[SET PROBLEM]
Set down exactly the lines in the records below that run from the line with "Transcribe this image's" to the line with "Reverse-engineer this chart into JSON.", inclusive, and nothing more.
** Begin MATERIAL FOR THIS EXERCISE **
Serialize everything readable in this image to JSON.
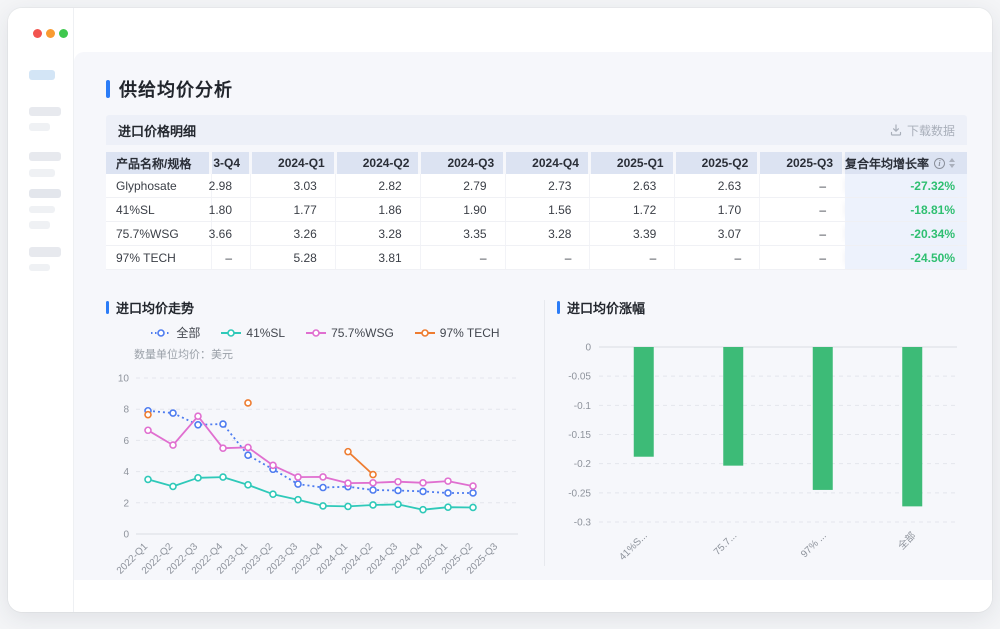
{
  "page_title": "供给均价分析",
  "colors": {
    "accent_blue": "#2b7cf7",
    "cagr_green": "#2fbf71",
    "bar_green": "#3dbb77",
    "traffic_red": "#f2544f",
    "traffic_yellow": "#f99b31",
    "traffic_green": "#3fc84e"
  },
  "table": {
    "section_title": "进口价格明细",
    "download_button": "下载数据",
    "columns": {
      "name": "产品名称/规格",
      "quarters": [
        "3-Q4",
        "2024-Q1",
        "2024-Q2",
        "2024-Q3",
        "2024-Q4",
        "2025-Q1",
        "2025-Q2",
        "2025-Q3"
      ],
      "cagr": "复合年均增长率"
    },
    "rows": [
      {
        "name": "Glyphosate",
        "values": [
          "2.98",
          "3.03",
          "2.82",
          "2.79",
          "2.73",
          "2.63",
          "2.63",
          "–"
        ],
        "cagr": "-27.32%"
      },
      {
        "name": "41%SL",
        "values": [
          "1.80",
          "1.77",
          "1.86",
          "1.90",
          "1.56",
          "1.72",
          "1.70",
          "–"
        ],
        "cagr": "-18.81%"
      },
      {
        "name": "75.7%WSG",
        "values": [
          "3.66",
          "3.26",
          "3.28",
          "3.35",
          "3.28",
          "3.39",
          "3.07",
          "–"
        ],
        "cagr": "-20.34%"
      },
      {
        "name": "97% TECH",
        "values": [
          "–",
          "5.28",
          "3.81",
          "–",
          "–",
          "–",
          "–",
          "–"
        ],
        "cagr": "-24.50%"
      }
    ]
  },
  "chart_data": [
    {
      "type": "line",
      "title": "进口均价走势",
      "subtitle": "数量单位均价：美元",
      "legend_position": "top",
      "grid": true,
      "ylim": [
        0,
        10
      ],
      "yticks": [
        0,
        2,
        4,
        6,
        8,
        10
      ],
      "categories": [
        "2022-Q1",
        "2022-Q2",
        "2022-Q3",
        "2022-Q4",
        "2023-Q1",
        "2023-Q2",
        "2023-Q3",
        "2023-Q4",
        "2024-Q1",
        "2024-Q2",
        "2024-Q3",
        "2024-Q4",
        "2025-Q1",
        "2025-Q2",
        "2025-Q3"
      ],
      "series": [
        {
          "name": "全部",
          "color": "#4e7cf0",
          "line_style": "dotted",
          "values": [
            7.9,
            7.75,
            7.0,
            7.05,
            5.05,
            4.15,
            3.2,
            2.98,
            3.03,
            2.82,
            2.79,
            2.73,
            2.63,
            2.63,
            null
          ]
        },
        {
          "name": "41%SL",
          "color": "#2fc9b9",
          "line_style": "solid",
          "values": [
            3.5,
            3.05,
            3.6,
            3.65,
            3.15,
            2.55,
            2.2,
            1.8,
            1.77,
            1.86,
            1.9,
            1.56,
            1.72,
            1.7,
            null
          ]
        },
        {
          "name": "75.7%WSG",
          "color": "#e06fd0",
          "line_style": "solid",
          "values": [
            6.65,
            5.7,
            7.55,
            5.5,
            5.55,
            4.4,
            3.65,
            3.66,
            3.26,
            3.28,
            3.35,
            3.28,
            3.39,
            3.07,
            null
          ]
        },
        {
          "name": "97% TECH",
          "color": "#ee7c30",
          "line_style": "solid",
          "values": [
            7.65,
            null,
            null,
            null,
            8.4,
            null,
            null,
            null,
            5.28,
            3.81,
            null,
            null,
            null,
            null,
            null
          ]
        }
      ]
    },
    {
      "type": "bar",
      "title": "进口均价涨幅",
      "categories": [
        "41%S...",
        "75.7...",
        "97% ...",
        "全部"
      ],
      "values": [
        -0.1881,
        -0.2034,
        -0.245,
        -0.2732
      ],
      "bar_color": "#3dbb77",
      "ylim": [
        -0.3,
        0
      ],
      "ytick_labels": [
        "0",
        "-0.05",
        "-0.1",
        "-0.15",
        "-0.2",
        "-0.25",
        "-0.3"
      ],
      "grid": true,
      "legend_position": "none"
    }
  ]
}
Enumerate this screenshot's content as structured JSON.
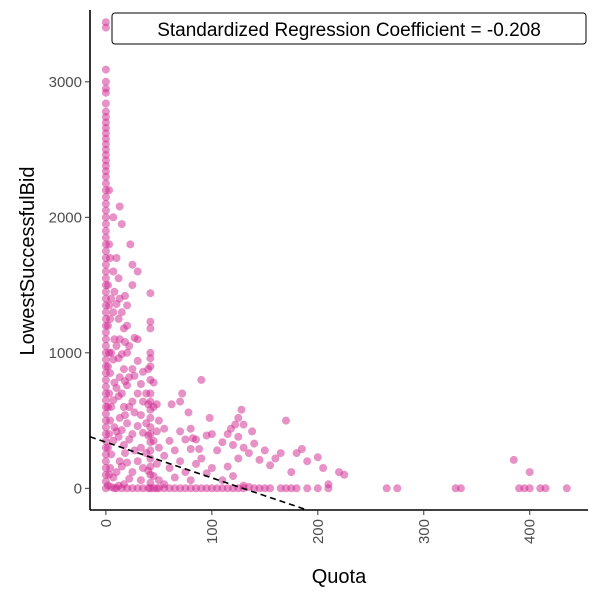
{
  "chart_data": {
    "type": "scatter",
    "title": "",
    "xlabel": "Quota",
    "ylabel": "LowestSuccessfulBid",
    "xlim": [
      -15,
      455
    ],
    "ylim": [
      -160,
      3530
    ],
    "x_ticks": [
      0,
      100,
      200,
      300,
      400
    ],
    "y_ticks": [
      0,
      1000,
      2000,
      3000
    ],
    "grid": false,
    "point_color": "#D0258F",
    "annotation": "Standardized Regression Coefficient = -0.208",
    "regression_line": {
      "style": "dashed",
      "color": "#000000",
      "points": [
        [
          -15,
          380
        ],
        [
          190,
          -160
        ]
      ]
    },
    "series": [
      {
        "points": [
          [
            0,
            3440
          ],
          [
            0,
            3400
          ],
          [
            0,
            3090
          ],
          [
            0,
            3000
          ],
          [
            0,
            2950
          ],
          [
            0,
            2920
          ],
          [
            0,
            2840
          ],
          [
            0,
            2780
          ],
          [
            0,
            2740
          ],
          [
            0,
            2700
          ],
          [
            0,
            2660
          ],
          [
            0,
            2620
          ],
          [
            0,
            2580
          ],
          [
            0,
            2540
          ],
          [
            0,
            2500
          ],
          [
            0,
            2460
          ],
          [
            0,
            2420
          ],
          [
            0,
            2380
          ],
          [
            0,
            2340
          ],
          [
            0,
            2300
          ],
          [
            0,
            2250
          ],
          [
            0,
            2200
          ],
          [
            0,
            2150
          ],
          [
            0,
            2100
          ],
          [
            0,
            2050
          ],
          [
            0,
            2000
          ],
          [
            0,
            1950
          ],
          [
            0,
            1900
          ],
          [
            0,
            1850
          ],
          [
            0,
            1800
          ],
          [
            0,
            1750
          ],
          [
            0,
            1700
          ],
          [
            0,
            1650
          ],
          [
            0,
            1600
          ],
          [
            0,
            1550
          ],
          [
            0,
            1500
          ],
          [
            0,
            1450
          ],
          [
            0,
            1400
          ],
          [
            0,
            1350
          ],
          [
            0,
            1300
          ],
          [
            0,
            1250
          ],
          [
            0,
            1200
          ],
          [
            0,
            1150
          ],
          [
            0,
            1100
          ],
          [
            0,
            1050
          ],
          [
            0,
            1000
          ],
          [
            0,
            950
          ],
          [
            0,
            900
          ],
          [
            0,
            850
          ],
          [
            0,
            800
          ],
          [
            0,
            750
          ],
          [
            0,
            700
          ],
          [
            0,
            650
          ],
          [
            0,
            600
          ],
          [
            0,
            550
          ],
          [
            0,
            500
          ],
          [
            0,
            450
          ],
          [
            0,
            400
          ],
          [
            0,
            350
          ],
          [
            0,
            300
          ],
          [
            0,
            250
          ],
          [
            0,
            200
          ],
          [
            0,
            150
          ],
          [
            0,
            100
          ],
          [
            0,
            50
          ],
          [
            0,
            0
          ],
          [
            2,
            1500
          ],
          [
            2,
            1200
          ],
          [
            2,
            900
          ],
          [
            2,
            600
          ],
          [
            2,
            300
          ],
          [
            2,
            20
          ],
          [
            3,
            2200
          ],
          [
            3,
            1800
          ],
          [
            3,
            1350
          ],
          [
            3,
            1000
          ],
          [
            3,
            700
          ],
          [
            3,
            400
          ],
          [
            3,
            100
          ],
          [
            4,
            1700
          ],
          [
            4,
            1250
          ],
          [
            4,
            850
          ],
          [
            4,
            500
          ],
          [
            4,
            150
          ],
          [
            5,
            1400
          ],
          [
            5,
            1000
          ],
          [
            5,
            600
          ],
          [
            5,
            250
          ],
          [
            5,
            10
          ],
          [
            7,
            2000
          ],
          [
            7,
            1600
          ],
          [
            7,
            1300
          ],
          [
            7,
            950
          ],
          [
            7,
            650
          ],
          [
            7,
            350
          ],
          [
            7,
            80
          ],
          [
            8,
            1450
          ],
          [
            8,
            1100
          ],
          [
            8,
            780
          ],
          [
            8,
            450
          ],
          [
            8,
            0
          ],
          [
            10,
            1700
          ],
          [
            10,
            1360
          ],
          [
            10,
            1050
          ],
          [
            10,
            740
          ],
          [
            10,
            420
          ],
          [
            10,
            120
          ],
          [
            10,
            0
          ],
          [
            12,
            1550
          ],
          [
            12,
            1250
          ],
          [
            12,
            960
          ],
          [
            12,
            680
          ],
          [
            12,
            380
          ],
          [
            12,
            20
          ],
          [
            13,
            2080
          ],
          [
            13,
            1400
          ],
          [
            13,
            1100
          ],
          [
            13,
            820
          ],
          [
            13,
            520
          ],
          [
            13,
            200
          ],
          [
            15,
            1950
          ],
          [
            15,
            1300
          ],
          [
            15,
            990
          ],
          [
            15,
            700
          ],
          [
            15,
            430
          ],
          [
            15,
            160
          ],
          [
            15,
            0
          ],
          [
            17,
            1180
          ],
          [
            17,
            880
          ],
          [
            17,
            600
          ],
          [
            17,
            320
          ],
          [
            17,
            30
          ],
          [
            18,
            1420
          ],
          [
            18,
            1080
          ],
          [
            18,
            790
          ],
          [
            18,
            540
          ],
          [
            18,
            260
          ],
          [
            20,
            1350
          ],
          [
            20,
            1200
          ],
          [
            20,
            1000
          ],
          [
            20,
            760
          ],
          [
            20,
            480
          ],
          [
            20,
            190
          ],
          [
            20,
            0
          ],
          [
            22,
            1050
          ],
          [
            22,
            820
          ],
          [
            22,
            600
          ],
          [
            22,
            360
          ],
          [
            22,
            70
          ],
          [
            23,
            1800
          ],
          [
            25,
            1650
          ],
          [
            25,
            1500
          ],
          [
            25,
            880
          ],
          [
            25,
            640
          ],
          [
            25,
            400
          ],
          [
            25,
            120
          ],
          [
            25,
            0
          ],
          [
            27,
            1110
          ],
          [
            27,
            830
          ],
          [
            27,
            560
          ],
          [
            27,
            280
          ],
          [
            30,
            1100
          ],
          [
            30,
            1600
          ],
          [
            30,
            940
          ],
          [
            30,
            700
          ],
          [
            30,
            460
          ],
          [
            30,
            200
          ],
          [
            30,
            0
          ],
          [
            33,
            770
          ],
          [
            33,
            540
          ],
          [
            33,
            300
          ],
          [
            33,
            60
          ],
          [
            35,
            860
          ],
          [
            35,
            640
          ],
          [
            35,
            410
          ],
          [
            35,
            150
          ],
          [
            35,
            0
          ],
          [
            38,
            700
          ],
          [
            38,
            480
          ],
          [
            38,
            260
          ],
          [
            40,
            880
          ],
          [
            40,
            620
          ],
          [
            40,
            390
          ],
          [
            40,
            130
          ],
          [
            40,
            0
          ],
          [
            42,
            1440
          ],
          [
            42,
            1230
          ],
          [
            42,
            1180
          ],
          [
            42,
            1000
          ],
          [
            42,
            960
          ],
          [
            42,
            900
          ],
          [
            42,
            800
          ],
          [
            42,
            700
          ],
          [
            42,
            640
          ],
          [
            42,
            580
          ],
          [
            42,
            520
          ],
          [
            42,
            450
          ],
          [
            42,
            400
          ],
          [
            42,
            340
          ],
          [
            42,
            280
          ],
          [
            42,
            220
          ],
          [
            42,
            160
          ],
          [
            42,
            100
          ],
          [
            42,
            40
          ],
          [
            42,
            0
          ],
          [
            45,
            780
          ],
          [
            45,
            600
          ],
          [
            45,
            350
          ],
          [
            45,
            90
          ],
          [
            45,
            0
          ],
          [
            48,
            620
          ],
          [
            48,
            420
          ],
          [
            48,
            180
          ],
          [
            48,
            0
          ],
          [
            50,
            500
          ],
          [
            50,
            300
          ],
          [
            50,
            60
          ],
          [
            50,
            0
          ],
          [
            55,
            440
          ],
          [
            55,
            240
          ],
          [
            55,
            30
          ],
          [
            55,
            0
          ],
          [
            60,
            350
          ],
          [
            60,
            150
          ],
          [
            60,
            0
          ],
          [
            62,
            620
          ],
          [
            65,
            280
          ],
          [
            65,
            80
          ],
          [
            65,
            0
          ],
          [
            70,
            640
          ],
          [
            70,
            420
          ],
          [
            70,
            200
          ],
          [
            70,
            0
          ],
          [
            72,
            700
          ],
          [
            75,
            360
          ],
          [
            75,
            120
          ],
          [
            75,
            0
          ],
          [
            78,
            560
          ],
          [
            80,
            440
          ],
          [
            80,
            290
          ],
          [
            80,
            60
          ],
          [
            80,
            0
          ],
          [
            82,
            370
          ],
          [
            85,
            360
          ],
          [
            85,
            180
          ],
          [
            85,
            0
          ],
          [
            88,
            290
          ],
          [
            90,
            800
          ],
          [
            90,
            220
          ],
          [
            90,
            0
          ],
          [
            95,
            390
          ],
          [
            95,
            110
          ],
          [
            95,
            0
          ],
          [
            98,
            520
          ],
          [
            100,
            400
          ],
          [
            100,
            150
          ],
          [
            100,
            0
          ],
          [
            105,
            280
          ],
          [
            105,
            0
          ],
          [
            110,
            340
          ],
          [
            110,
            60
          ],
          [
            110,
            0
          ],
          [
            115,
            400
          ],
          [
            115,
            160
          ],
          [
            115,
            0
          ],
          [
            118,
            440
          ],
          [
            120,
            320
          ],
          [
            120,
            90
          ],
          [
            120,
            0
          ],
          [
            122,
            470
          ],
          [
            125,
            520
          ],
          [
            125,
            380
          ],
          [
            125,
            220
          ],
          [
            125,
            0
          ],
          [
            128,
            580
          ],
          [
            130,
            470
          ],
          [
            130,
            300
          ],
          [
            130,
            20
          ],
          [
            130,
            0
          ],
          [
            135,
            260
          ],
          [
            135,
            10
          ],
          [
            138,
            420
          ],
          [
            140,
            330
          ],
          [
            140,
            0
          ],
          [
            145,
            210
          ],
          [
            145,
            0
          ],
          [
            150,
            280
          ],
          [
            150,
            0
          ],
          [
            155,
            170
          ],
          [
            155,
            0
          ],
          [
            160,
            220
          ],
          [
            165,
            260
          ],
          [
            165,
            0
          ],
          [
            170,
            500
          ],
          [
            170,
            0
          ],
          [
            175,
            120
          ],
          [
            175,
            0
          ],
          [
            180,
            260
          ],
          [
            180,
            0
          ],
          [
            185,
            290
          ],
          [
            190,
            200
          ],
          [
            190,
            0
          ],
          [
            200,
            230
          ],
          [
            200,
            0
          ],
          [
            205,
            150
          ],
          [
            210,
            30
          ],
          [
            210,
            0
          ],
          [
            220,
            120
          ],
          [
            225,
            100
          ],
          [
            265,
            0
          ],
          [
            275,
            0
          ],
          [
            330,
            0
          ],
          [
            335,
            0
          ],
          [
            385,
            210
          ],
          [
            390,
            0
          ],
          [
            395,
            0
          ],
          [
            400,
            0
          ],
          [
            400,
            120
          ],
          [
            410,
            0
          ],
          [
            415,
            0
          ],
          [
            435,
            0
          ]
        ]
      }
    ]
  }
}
** End MATERIAL FOR THIS EXERCISE **
** Begin MATERIAL FOR THIS EXERCISE **
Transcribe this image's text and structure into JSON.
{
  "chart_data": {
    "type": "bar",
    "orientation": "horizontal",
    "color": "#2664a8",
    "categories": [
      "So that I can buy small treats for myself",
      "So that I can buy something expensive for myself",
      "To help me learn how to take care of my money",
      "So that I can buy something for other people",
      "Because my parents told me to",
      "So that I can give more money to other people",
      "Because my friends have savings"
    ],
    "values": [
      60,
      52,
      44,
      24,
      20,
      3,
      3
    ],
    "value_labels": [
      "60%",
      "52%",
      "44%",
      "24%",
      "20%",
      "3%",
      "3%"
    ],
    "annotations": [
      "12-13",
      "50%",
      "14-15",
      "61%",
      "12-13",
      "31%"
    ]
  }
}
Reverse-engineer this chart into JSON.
** End MATERIAL FOR THIS EXERCISE **
[FULL OUTPUT]
Transcribe this image's text and structure into JSON.
{
  "chart_data": {
    "type": "bar",
    "orientation": "horizontal",
    "color": "#2664a8",
    "categories": [
      "So that I can buy small treats for myself",
      "So that I can buy something expensive for myself",
      "To help me learn how to take care of my money",
      "So that I can buy something for other people",
      "Because my parents told me to",
      "So that I can give more money to other people",
      "Because my friends have savings"
    ],
    "values": [
      60,
      52,
      44,
      24,
      20,
      3,
      3
    ],
    "value_labels": [
      "60%",
      "52%",
      "44%",
      "24%",
      "20%",
      "3%",
      "3%"
    ],
    "annotations": [
      "12-13",
      "50%",
      "14-15",
      "61%",
      "12-13",
      "31%"
    ]
  }
}
Reverse-engineer this chart into JSON.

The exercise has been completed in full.